**Text segment:**
# Multi purpose Deeps



## ralittlefield (Apr 25, 2011)

I use all 3/4" pine.


----------



## minz (Jan 15, 2011)

I use the 1/4", watch out if you are cutting hand holds, the hand hold hits the dato (ask me how I know).


----------



## Beregondo (Jun 21, 2011)

I don't dado, but use a tight fitting 1/2" follower board.
I made a few out of masonite with a 3/4" wise top bar...bad idea, as the bees hung comb form the top bar.

Using a tight fitting follower board will allow you to let one nuc expand a frame at a time, and concentrate their effort on one frame of comb at a time. It also leaves them less space to keep warm in early spring expansion.


----------



## garusher (May 28, 2012)

Good information, i never gave the hand hold contacting the dado. 

Follower board, I'm guessing that is a snug fitting board with maybe a top contoured to fit where the frames normally rest?

Thanks.


----------



## Beregondo (Jun 21, 2011)

That's exactly what it is.
The "ears" on the board that set on the frame rest are 3/8" x 5/8".


----------



## jrbbees (Apr 4, 2010)

Make sure the top board comes up high enough to seal so the bees can't walk over.
It will have to be higher than the frames.


----------



## garusher (May 28, 2012)

Another thing, I'm using Screened BB's and have made 16 so far, have any of you that also section off for nucs etc have any good ideas for bottom boards/bases.
Solid BB would allow for stacking of deeps and make it easier for the follower board to seal good against the Solid BB. I'm not really wanting to drill extra escape holes in my deeps, so i'm thinking some type of custom bottom board would surfice.

I do however like Screened BB's as i have noticed Solids getting a build up of capping, where SHB and WMoths seem to like to live.
Well come to think about it now, either type of Bottom board would be stackable. it's just directional bee escapes that i need to address.
Gary


----------



## ralittlefield (Apr 25, 2011)

garusher said:


> Another thing, I'm using Screened BB's and have made 16 so far, have any of you that also section off for nucs etc have any good ideas for bottom boards/bases.


I have made screened bottom boards with no landing board and a partition down the middle to separate the two sides. The rim goes all the way around, so entrance hole have to be drilled in the brood box. I'm sure they could be modified to have landing board, but I like entrances on opposite sides, so drilling holes is the simplest solution for me.


----------



## Joebee (Nov 28, 2011)

Put a 3/4 rim with center divider like Rattlefield describes. Where you want an entrance drill two 3/8 holes an inch or so apart through the rim, clean out material between the holes. Mating nucs don't need a large entrance anyhow and you have done no damage to your boxes. I have four compartment nucs set up this way, an entrance on all sides....works great.


----------



## minz (Jan 15, 2011)

I have tried the follower boards (still have a handful). I put a ¼” dato through a piece of the box wood every inch, cut them apart and put the wood into the dato. I did it for weak hives that I wanted to keep the space reduced but did not have the kahuna’s to try it on a multiple nucs in a single deep.


----------



## fordtractornut (Jul 4, 2010)

stick board insert... cut to size and it allows for 5 frames in a 10 frame deep,


----------



## waynesgarden (Jan 3, 2009)

**Exercise brief:** In the forum thread on multi purpose deeps, what size are the "ears" on the follower board that sit on the frame rest?

(Element box annotations)
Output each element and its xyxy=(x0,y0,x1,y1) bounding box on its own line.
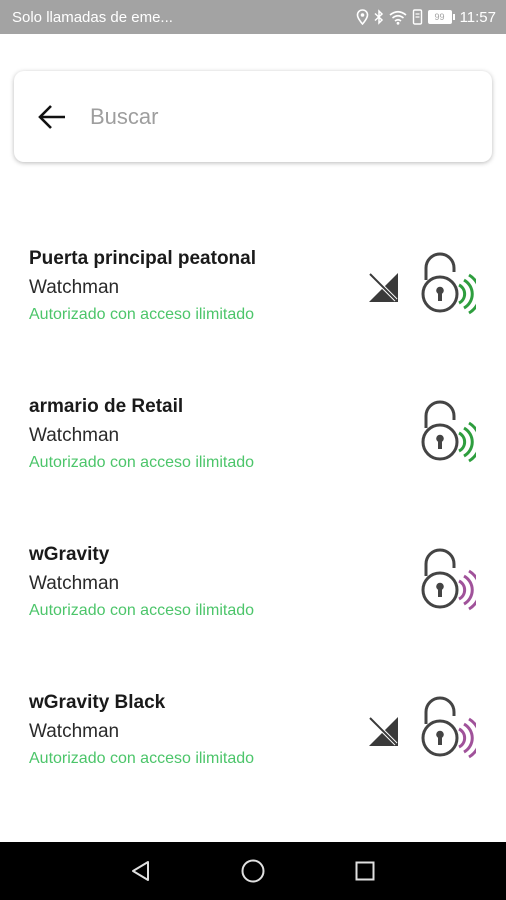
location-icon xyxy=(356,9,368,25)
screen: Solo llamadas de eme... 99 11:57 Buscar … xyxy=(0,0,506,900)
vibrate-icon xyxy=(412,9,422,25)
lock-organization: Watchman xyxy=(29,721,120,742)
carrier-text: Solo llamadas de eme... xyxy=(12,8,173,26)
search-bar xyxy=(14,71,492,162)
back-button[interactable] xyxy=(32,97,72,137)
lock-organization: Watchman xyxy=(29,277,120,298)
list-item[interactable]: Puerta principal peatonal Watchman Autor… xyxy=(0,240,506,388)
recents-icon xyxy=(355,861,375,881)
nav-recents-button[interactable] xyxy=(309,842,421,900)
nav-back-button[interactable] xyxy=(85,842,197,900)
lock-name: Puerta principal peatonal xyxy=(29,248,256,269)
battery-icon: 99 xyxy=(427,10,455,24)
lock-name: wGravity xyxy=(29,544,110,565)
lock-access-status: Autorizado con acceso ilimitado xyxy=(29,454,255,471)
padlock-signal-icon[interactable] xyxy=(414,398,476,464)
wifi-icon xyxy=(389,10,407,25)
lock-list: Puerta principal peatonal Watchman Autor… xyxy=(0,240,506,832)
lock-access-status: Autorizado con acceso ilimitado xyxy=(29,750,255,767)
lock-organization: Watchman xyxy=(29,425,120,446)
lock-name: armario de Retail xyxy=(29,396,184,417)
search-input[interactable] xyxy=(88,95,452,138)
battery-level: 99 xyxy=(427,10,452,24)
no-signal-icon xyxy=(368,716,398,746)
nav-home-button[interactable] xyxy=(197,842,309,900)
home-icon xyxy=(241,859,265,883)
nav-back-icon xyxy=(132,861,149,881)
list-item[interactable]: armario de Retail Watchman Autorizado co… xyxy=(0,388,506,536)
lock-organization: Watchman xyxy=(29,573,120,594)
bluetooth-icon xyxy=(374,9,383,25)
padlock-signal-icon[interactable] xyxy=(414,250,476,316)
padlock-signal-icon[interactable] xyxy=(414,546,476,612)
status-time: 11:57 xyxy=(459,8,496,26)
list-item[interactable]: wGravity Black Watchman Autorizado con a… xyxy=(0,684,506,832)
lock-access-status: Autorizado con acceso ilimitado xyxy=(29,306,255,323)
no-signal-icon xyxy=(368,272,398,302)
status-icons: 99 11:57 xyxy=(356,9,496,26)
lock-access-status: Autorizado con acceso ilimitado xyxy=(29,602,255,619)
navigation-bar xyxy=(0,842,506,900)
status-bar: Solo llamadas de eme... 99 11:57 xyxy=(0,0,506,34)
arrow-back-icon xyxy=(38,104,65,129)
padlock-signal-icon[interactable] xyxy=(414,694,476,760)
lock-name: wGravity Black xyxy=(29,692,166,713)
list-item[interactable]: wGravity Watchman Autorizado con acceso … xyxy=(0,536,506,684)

**Exercise output:** 3/8" x 5/8"